- [EXERCISE INPUTS]:
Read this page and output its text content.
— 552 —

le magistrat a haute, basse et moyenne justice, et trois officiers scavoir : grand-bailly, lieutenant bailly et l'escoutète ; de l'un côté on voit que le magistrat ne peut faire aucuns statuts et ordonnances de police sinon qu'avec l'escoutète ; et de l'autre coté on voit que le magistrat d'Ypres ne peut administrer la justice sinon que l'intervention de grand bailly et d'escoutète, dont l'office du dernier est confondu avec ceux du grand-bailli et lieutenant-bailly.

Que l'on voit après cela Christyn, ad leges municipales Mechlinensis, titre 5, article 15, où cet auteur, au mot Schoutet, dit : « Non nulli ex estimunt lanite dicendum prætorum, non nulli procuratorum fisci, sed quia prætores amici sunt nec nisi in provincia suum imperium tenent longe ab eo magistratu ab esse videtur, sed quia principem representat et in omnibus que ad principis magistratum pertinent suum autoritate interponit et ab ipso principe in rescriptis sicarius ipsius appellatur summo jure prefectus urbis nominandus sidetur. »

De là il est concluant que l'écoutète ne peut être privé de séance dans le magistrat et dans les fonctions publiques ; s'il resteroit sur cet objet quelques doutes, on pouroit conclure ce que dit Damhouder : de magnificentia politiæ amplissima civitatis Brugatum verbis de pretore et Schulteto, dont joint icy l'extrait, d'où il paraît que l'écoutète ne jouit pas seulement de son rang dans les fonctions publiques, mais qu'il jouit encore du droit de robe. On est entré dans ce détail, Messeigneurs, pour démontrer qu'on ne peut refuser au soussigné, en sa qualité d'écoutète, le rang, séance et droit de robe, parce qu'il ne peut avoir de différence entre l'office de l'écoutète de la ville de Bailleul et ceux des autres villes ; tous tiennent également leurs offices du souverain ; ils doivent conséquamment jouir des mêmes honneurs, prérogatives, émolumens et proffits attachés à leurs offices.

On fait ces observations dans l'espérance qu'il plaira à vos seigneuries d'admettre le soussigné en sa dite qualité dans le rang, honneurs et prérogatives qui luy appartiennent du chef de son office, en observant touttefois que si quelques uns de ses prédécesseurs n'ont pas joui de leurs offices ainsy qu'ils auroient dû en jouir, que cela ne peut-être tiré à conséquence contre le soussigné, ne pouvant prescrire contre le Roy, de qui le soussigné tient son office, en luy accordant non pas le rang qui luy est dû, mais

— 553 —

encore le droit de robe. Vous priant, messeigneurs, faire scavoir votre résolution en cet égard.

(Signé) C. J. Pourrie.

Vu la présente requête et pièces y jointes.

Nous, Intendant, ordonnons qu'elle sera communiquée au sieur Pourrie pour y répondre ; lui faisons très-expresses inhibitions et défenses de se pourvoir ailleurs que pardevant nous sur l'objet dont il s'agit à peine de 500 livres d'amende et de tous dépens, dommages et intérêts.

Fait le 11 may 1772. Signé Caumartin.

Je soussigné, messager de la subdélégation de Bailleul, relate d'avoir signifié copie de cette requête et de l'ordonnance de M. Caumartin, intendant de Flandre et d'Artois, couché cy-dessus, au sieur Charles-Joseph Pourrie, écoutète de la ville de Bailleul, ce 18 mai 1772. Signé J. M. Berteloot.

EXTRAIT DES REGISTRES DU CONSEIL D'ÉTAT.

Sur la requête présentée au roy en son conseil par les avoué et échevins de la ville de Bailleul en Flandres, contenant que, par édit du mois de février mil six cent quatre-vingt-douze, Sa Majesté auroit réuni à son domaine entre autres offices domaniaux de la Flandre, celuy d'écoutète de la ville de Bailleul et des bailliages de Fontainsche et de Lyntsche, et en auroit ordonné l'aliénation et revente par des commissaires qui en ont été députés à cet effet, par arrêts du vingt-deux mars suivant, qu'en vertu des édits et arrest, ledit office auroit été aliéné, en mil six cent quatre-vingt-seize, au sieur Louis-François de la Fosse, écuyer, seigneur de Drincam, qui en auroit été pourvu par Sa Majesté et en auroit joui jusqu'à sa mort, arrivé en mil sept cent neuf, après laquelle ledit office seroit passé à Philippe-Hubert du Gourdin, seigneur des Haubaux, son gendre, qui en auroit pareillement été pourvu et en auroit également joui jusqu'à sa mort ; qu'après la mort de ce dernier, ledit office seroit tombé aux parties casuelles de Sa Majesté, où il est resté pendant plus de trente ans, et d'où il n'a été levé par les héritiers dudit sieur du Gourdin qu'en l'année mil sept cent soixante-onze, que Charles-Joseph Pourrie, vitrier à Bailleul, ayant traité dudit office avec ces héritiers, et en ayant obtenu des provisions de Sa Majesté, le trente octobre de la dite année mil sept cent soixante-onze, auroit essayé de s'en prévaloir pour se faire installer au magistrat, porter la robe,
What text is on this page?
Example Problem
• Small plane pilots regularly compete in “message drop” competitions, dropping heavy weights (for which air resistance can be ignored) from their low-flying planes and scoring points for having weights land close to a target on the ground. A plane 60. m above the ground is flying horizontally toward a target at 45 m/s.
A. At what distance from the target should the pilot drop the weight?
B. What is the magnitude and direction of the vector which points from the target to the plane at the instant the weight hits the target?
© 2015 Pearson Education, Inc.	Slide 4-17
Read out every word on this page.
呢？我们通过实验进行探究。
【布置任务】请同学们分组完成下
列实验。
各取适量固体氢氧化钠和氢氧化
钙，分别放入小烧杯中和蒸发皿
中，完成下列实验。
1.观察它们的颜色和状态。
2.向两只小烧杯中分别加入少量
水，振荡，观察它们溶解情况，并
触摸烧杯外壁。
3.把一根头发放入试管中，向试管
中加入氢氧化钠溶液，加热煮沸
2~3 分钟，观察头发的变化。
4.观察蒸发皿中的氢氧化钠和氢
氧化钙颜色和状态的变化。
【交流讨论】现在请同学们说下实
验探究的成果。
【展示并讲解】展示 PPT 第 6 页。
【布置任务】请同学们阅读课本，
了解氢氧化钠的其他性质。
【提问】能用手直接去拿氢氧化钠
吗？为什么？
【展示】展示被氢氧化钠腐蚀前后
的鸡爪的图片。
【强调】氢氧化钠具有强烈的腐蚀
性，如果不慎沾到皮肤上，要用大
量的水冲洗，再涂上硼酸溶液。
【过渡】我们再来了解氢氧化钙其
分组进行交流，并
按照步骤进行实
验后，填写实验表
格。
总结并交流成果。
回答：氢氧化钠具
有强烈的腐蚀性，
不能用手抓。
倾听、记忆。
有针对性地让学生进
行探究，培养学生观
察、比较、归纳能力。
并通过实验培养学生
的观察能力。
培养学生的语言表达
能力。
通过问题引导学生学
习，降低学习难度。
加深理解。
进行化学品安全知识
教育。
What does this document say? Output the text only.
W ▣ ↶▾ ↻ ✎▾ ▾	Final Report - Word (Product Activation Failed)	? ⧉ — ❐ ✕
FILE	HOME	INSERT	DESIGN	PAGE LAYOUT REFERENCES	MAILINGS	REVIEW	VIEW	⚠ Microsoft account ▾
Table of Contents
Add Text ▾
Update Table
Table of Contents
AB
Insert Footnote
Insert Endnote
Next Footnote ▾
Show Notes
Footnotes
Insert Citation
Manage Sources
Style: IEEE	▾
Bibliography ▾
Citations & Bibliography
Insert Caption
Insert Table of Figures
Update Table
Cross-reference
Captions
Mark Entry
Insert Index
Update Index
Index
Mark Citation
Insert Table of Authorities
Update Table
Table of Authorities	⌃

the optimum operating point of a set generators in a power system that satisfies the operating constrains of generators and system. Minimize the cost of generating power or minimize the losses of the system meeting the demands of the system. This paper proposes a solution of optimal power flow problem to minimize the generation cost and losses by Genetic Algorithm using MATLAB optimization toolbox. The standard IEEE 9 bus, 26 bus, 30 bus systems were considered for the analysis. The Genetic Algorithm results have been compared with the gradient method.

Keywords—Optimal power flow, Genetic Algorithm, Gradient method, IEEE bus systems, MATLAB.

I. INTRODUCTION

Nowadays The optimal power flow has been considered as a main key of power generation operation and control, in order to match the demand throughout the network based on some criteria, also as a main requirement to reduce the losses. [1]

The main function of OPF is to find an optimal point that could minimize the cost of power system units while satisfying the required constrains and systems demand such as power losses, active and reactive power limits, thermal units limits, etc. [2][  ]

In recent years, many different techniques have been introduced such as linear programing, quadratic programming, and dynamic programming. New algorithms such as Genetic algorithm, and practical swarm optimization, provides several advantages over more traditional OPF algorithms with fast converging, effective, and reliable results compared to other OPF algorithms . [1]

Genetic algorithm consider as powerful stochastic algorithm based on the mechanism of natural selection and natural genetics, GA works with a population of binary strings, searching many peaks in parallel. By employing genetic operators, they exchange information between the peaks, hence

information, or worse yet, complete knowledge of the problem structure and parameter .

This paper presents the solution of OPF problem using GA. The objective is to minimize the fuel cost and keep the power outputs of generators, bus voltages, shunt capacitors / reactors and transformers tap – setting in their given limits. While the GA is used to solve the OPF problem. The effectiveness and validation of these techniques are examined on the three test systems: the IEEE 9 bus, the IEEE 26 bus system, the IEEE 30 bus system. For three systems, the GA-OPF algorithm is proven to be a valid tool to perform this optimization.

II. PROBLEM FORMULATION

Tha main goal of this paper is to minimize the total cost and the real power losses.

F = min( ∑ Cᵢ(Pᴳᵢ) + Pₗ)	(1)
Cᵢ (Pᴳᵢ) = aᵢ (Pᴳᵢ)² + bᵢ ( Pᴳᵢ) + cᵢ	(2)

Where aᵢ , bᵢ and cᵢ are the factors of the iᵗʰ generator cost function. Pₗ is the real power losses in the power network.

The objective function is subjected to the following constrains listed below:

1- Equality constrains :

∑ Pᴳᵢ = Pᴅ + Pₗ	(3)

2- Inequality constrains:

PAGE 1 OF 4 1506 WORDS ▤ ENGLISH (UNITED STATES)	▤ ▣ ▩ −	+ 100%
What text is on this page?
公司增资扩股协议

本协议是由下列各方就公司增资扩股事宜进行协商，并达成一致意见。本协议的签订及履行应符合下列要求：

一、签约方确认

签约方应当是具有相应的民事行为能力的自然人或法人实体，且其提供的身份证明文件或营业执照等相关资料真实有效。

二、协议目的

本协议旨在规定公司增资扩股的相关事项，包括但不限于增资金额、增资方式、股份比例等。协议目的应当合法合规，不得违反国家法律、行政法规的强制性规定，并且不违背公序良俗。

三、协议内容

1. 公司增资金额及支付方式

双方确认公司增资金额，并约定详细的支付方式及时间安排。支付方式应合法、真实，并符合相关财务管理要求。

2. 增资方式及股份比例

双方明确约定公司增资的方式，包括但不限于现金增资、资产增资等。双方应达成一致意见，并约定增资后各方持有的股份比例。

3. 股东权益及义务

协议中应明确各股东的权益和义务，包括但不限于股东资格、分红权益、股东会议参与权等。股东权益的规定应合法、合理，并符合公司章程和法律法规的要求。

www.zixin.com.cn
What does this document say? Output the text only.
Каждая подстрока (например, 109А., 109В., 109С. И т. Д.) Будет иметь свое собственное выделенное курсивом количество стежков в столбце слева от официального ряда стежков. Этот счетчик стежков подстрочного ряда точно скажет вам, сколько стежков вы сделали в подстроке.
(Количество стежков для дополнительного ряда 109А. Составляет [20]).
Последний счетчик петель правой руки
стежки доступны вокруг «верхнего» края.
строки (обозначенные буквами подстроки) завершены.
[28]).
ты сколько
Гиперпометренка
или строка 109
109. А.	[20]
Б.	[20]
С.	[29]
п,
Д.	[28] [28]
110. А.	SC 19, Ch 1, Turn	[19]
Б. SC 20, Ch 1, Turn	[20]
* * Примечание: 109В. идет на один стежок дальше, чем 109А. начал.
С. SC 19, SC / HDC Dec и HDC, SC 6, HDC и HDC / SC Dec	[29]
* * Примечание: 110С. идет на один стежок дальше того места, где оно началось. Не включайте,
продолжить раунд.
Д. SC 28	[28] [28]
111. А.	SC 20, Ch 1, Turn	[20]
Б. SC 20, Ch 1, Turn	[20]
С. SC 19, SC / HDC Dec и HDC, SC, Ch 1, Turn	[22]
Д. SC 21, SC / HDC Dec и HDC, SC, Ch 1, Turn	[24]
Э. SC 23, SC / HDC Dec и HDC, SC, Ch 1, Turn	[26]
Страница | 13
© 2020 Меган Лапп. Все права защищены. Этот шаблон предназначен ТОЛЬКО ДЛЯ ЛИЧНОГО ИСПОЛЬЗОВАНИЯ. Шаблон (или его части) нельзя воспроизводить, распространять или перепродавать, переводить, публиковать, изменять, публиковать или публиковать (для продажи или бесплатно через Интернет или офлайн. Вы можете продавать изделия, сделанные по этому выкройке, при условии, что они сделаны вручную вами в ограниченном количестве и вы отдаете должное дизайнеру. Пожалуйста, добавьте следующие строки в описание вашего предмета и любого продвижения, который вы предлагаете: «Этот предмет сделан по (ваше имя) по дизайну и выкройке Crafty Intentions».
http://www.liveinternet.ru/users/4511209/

- [THE TASK]:
Find how many lines of the material carry the string "Turn". Only the number should be in the answer.

- [TASK ANSWER]:
7